BRIEF: Work through the data line by line, gathering every line that has the word "your".

GIVEN ENTRIES:

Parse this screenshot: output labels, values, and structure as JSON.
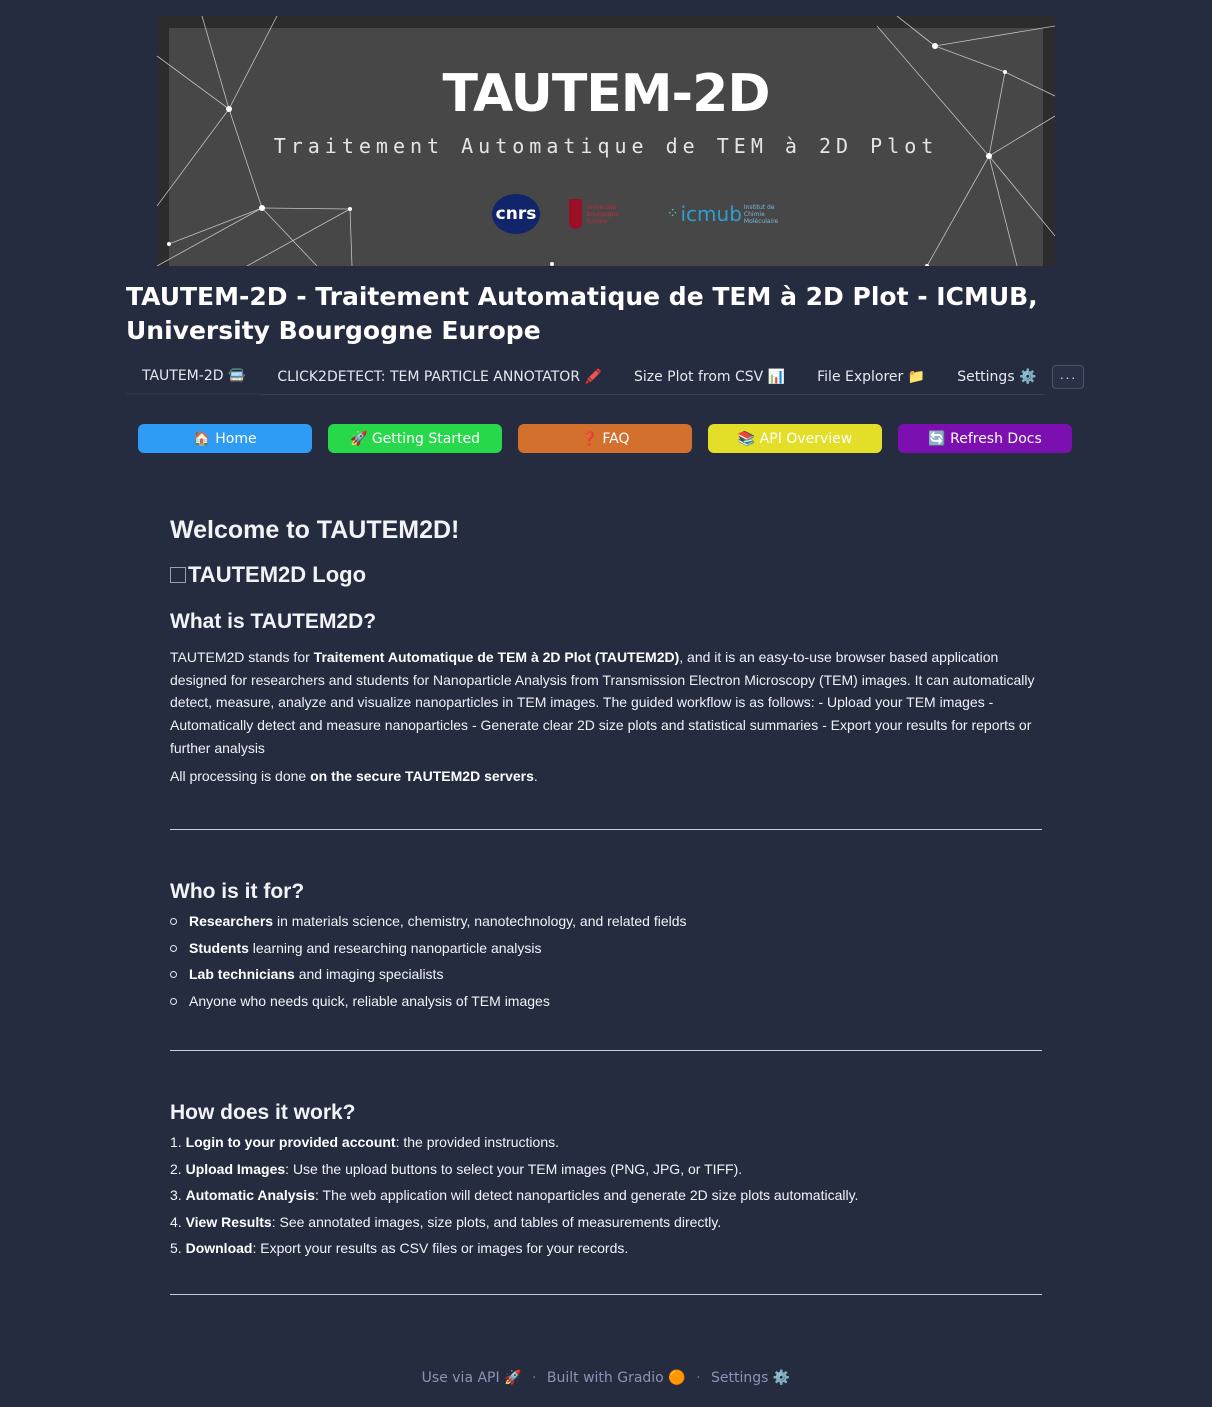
{
  "banner": {
    "title": "TAUTEM-2D",
    "subtitle": "Traitement Automatique de TEM à 2D Plot",
    "logos": {
      "cnrs": "cnrs",
      "ub": "Université Bourgogne Europe",
      "icmub": "icmub",
      "icmub_sub": "Institut de Chimie Moléculaire"
    }
  },
  "page_title": "TAUTEM-2D - Traitement Automatique de TEM à 2D Plot - ICMUB, University Bourgogne Europe",
  "tabs": [
    {
      "label": "TAUTEM-2D 🚍"
    },
    {
      "label": "CLICK2DETECT: TEM PARTICLE ANNOTATOR 🖍️"
    },
    {
      "label": "Size Plot from CSV 📊"
    },
    {
      "label": "File Explorer 📁"
    },
    {
      "label": "Settings ⚙️"
    }
  ],
  "more_label": "···",
  "buttons": [
    {
      "label": "🏠 Home",
      "color": "#2e9cf4"
    },
    {
      "label": "🚀 Getting Started",
      "color": "#27d84a"
    },
    {
      "label": "❓ FAQ",
      "color": "#d3702e"
    },
    {
      "label": "📚 API Overview",
      "color": "#e3de28"
    },
    {
      "label": "🔄 Refresh Docs",
      "color": "#7b0fb0"
    }
  ],
  "content": {
    "welcome": "Welcome to TAUTEM2D!",
    "logo_alt": "TAUTEM2D Logo",
    "what_title": "What is TAUTEM2D?",
    "what_p1_a": "TAUTEM2D stands for ",
    "what_p1_b": "Traitement Automatique de TEM à 2D Plot (TAUTEM2D)",
    "what_p1_c": ", and it is an easy-to-use browser based application designed for researchers and students for Nanoparticle Analysis from Transmission Electron Microscopy (TEM) images. It can automatically detect, measure, analyze and visualize nanoparticles in TEM images. The guided workflow is as follows: - Upload your TEM images - Automatically detect and measure nanoparticles - Generate clear 2D size plots and statistical summaries - Export your results for reports or further analysis",
    "what_p2_a": "All processing is done ",
    "what_p2_b": "on the secure TAUTEM2D servers",
    "what_p2_c": ".",
    "who_title": "Who is it for?",
    "who_items": [
      {
        "bold": "Researchers",
        "rest": " in materials science, chemistry, nanotechnology, and related fields"
      },
      {
        "bold": "Students",
        "rest": " learning and researching nanoparticle analysis"
      },
      {
        "bold": "Lab technicians",
        "rest": " and imaging specialists"
      },
      {
        "bold": "",
        "rest": "Anyone who needs quick, reliable analysis of TEM images"
      }
    ],
    "how_title": "How does it work?",
    "how_items": [
      {
        "num": "1. ",
        "bold": "Login to your provided account",
        "rest": ": the provided instructions."
      },
      {
        "num": "2. ",
        "bold": "Upload Images",
        "rest": ": Use the upload buttons to select your TEM images (PNG, JPG, or TIFF)."
      },
      {
        "num": "3. ",
        "bold": "Automatic Analysis",
        "rest": ": The web application will detect nanoparticles and generate 2D size plots automatically."
      },
      {
        "num": "4. ",
        "bold": "View Results",
        "rest": ": See annotated images, size plots, and tables of measurements directly."
      },
      {
        "num": "5. ",
        "bold": "Download",
        "rest": ": Export your results as CSV files or images for your records."
      }
    ]
  },
  "footer": {
    "api": "Use via API 🚀",
    "gradio": "Built with Gradio 🟠",
    "settings": "Settings ⚙️",
    "sep": "·"
  }
}
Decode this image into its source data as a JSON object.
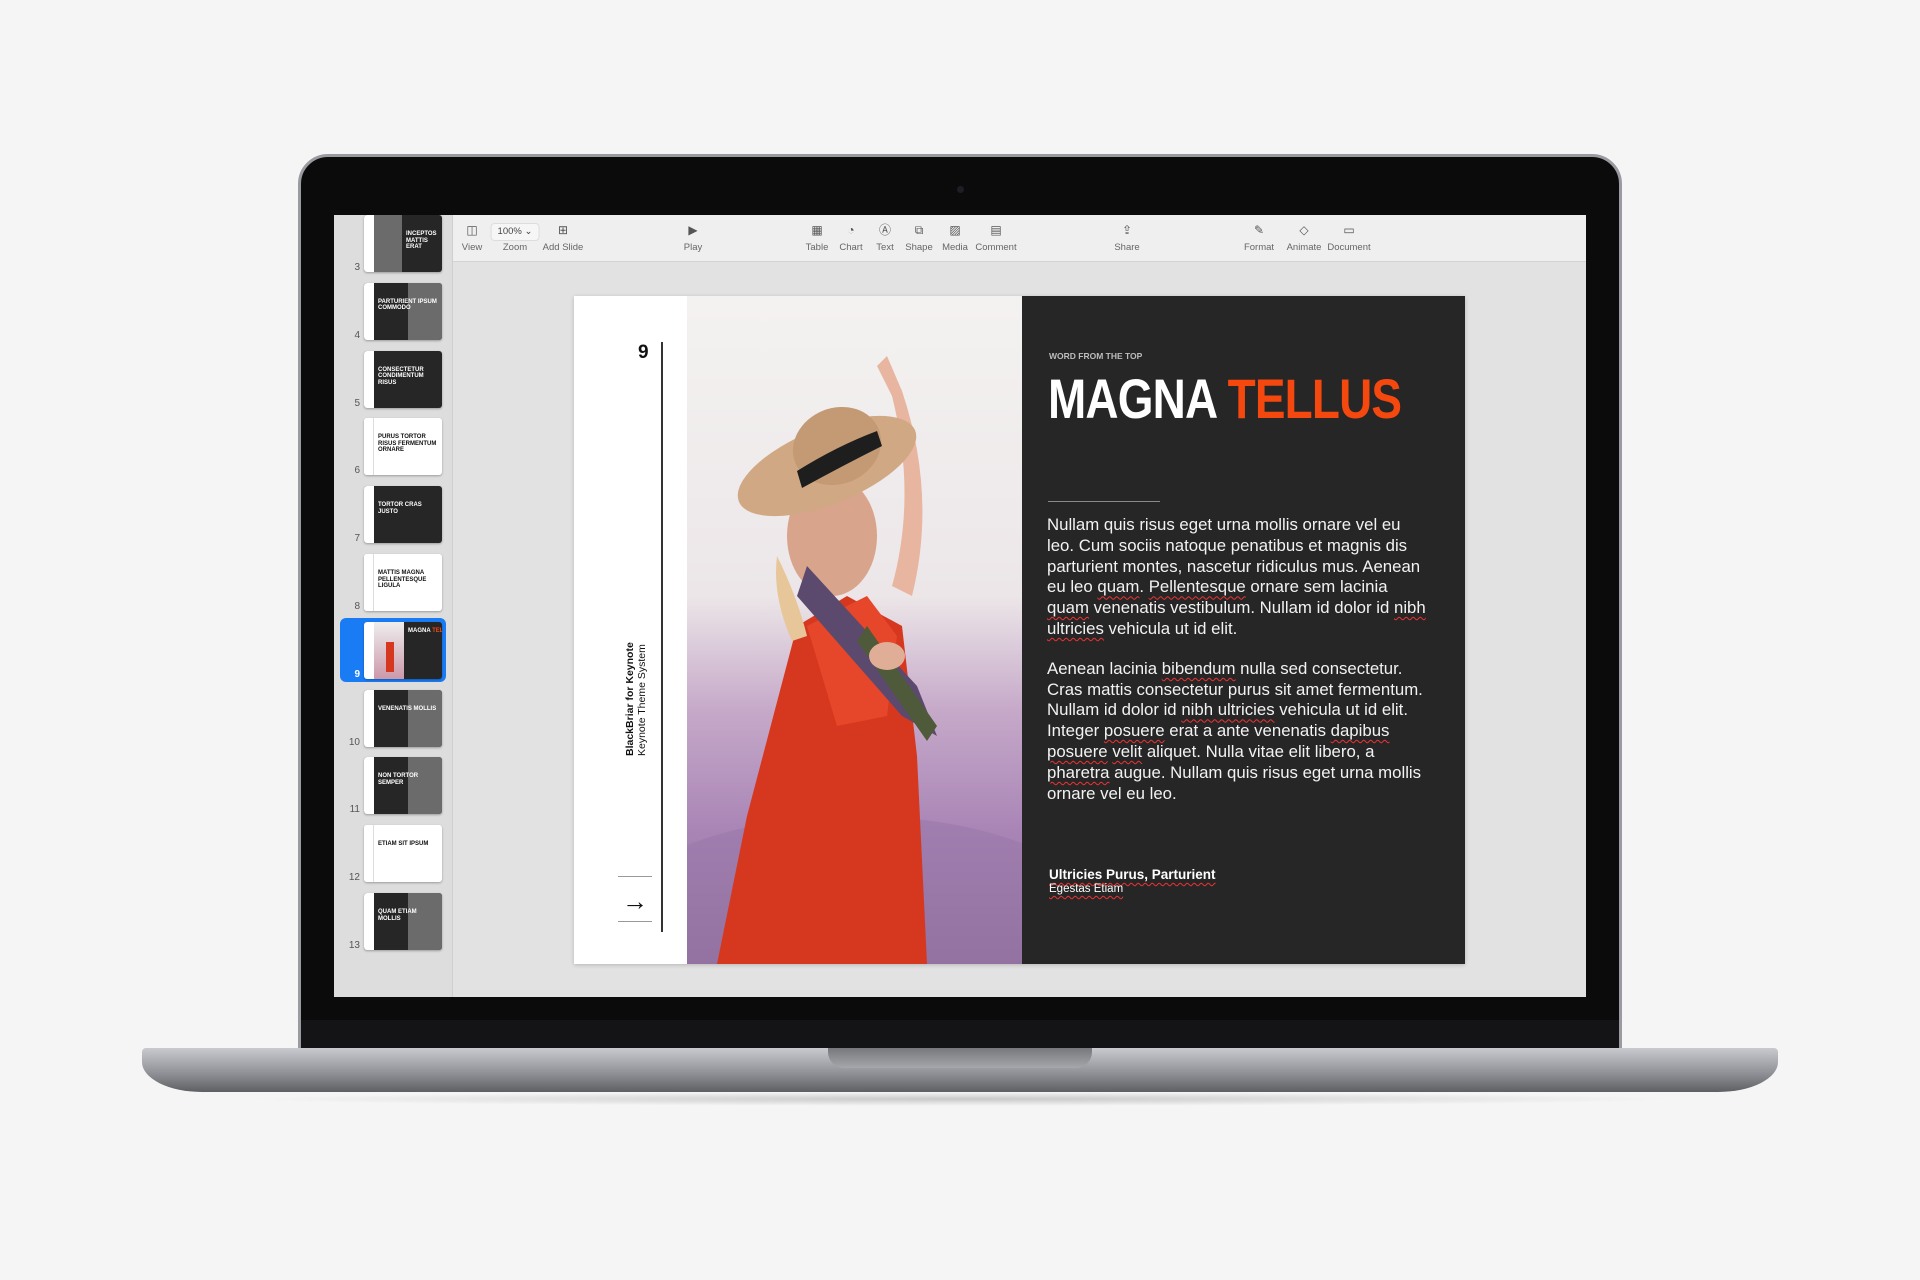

OUTPUT:
    "what_p1_c": ", and it is an easy-to-use browser based application designed for researchers and students for Nanoparticle Analysis from Transmission Electron Microscopy (TEM) images. It can automatically detect, measure, analyze and visualize nanoparticles in TEM images. The guided workflow is as follows: - Upload your TEM images - Automatically detect and measure nanoparticles - Generate clear 2D size plots and statistical summaries - Export your results for reports or further analysis",
        "bold": "Login to your provided account",
        "rest": ": Use the upload buttons to select your TEM images (PNG, JPG, or TIFF)."
        "rest": ": Export your results as CSV files or images for your records."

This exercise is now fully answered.